Given problem
Locate each line containing the string "flower" and copy it out.

── Listed entries

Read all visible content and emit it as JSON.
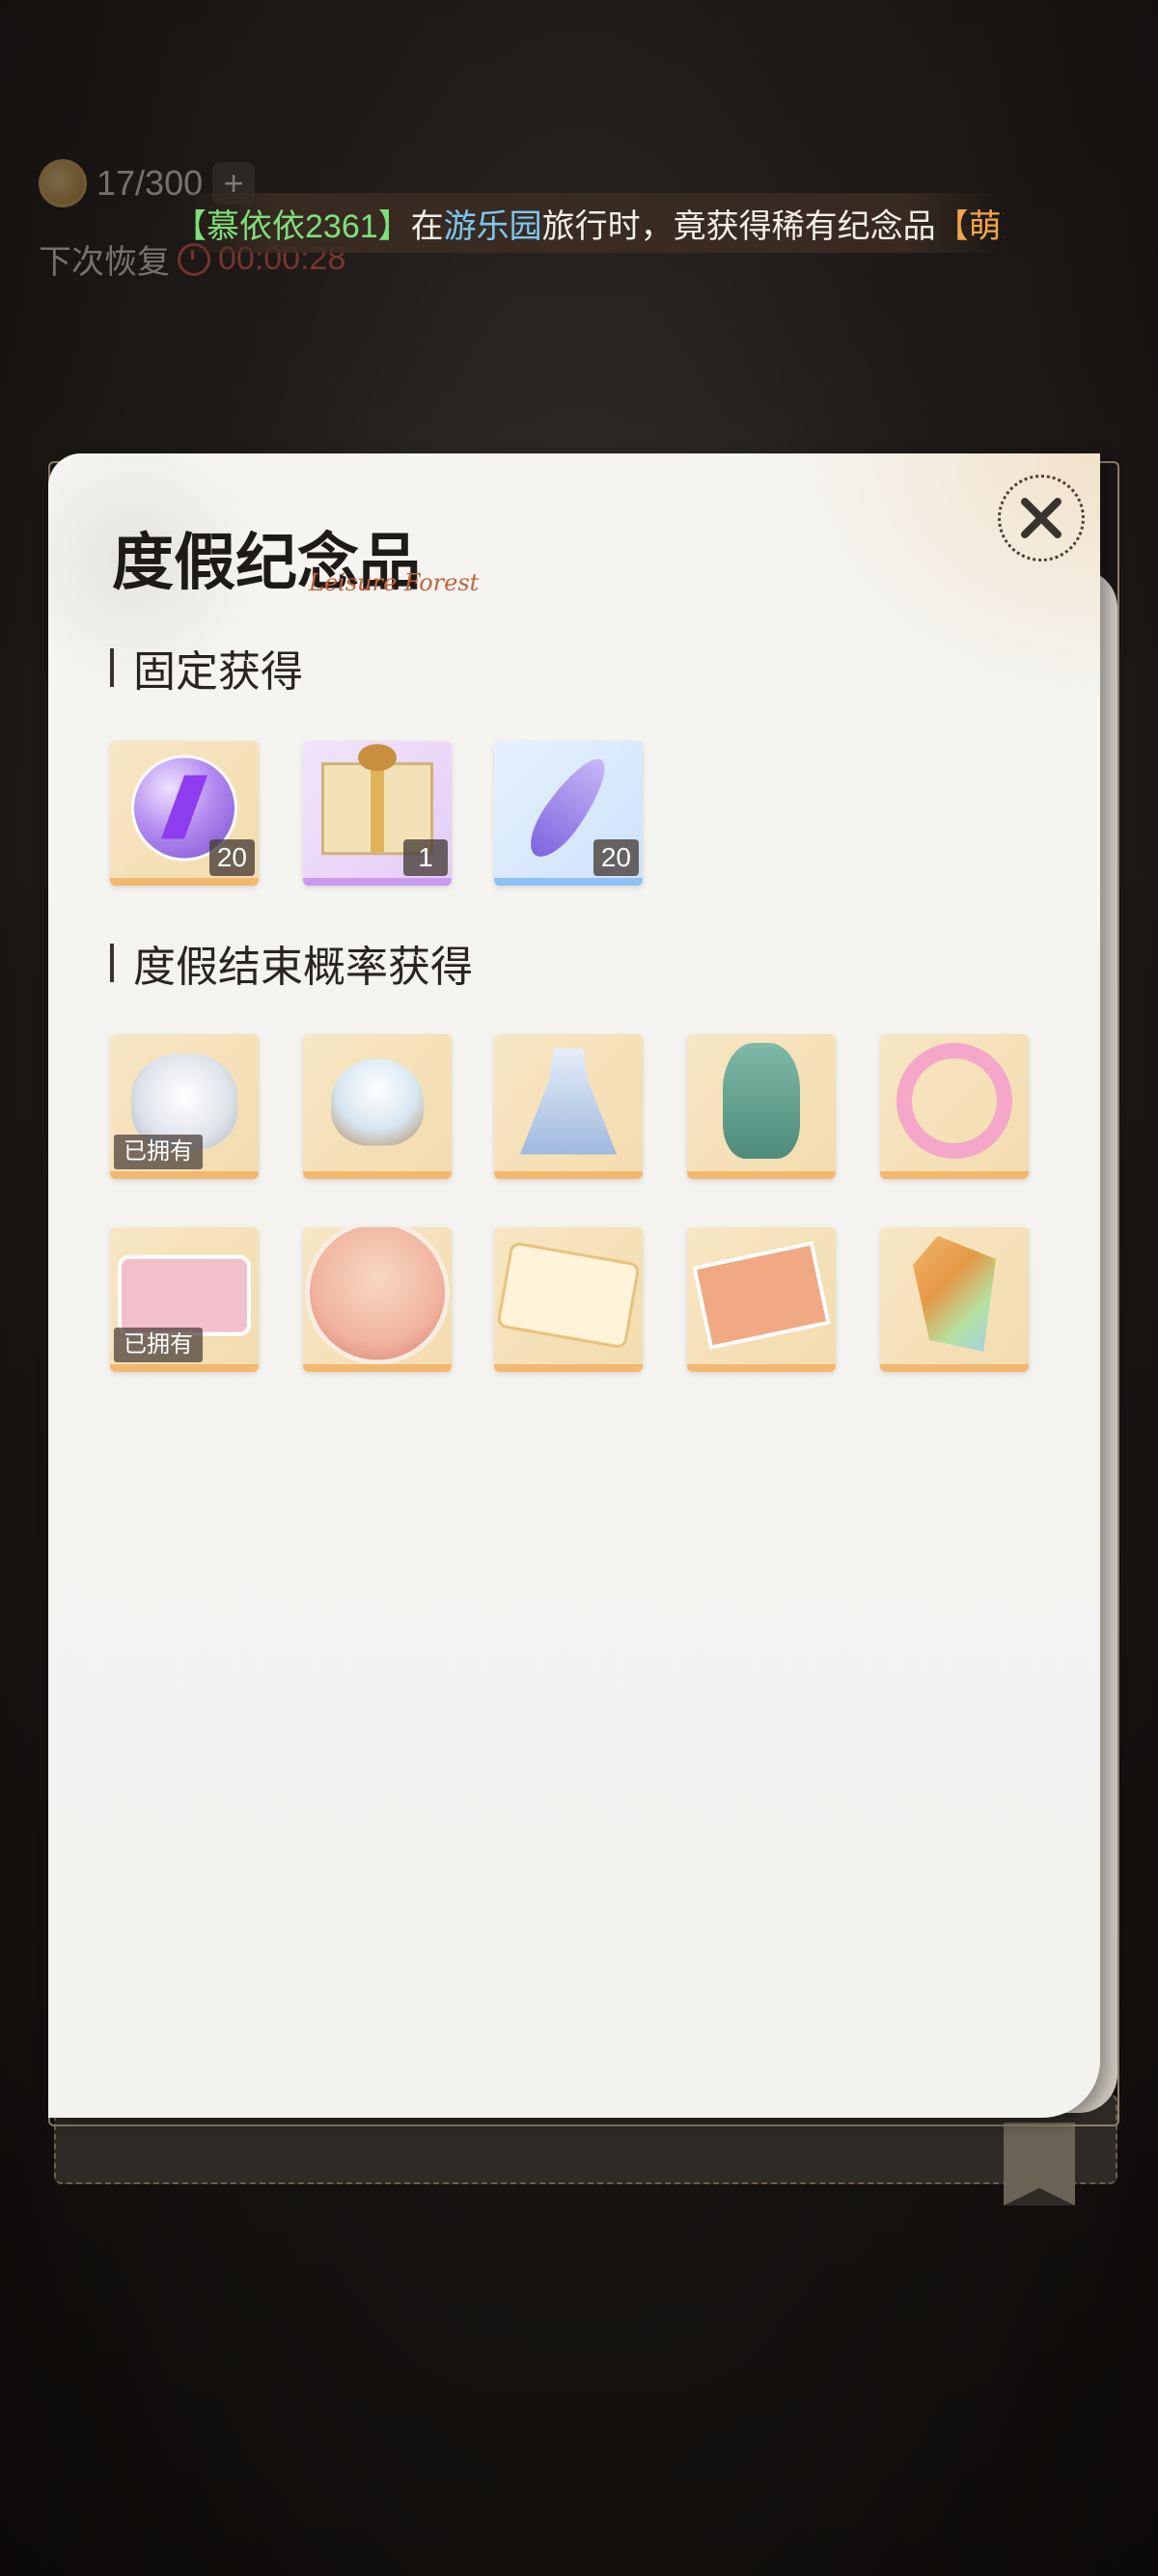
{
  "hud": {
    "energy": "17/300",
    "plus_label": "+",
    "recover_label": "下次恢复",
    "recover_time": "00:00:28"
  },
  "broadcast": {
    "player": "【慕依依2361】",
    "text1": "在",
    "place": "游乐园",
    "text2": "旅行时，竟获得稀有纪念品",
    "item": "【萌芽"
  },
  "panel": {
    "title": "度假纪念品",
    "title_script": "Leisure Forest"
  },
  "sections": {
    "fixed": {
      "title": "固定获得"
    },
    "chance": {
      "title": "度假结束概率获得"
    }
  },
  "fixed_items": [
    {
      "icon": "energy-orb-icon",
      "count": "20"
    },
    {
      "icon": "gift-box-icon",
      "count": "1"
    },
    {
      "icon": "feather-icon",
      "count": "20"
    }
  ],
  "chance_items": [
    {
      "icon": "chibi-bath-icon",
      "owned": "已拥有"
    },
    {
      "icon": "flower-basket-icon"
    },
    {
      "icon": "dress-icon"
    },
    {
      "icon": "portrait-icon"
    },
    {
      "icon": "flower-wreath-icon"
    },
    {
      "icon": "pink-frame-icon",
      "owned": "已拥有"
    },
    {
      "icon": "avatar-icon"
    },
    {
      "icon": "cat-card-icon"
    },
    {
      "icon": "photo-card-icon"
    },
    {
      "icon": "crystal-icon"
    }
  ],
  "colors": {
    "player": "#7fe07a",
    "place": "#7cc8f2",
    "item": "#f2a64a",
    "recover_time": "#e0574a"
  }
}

────
── Listed entries

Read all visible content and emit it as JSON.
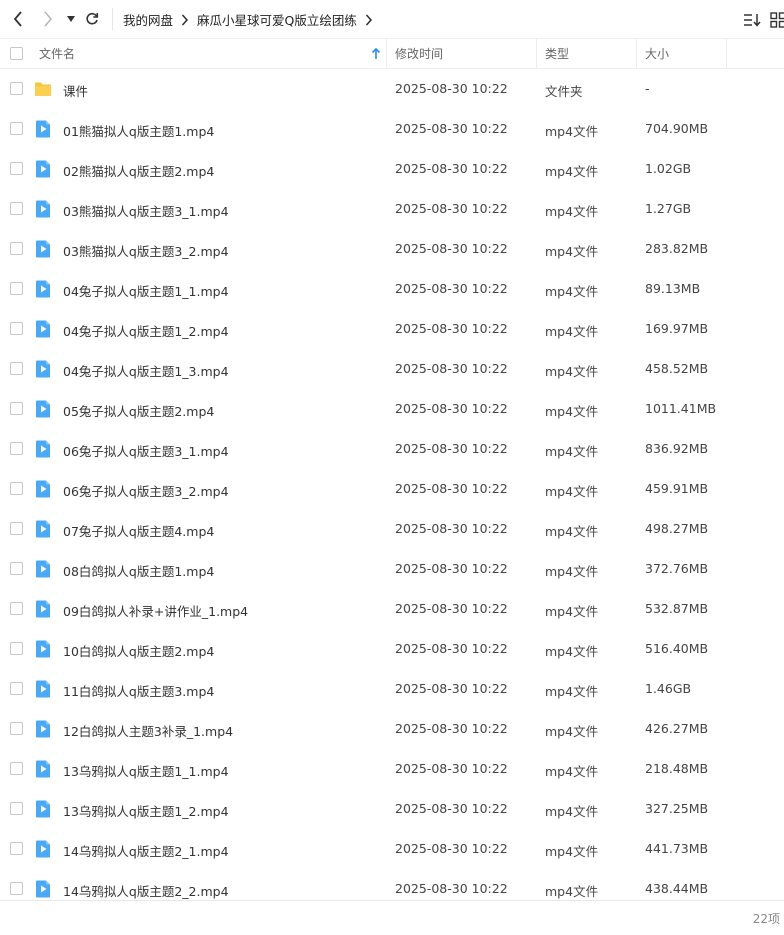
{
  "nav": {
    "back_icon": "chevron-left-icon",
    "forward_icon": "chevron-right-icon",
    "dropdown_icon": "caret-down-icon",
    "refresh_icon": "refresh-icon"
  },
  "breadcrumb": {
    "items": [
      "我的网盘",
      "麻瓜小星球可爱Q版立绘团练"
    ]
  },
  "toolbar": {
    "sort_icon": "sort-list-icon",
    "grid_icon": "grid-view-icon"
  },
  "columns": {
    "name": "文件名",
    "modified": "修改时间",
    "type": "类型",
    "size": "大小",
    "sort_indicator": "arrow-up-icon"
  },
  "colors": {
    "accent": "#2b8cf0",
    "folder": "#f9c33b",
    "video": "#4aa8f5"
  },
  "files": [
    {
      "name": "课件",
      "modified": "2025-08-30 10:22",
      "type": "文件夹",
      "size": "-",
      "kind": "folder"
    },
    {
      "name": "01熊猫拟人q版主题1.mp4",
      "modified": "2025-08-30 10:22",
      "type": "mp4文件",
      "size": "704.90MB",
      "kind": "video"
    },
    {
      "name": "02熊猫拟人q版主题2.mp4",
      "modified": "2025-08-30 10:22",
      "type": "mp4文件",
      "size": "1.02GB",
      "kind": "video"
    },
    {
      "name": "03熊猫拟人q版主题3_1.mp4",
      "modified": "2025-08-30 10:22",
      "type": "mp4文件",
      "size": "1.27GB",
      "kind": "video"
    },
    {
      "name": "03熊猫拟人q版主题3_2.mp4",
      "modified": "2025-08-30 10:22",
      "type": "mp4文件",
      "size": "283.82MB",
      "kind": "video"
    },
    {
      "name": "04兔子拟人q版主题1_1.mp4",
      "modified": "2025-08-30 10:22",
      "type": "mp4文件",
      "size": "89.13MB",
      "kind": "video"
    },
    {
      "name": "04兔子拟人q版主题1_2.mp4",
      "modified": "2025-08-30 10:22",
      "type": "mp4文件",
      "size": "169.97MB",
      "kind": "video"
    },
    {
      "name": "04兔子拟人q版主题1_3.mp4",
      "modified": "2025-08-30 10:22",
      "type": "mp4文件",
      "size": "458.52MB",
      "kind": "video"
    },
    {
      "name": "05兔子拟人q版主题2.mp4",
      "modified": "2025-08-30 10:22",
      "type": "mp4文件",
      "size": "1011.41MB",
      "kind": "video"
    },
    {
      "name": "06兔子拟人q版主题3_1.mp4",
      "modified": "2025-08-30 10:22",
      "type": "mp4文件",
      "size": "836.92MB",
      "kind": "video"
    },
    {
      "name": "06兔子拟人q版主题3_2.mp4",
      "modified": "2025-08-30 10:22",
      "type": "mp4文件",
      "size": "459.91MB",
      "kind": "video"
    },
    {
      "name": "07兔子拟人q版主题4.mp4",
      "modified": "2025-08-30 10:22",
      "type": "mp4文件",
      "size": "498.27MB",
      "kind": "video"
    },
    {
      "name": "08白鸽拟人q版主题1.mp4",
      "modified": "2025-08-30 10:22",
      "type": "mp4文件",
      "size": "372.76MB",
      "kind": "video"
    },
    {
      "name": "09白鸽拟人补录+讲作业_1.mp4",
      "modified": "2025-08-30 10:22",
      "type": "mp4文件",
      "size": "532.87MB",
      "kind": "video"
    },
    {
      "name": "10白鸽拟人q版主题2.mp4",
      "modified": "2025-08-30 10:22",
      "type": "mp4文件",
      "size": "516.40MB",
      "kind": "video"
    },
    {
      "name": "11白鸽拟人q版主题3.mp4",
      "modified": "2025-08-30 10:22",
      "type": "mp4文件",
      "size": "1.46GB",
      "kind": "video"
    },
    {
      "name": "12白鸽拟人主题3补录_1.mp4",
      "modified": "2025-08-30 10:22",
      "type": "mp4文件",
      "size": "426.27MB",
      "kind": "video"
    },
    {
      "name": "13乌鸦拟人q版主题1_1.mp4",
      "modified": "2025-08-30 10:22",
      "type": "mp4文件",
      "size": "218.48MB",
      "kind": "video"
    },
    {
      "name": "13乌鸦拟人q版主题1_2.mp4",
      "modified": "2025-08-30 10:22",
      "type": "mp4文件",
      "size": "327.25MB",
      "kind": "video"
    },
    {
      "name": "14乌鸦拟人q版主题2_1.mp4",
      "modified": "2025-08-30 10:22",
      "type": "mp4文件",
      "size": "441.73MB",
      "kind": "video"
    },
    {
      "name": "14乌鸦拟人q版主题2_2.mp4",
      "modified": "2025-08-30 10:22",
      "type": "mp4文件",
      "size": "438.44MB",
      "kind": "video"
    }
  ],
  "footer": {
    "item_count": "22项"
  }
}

────

Response
      "icon": "flower-basket-icon"
      "icon": "flower-wreath-icon"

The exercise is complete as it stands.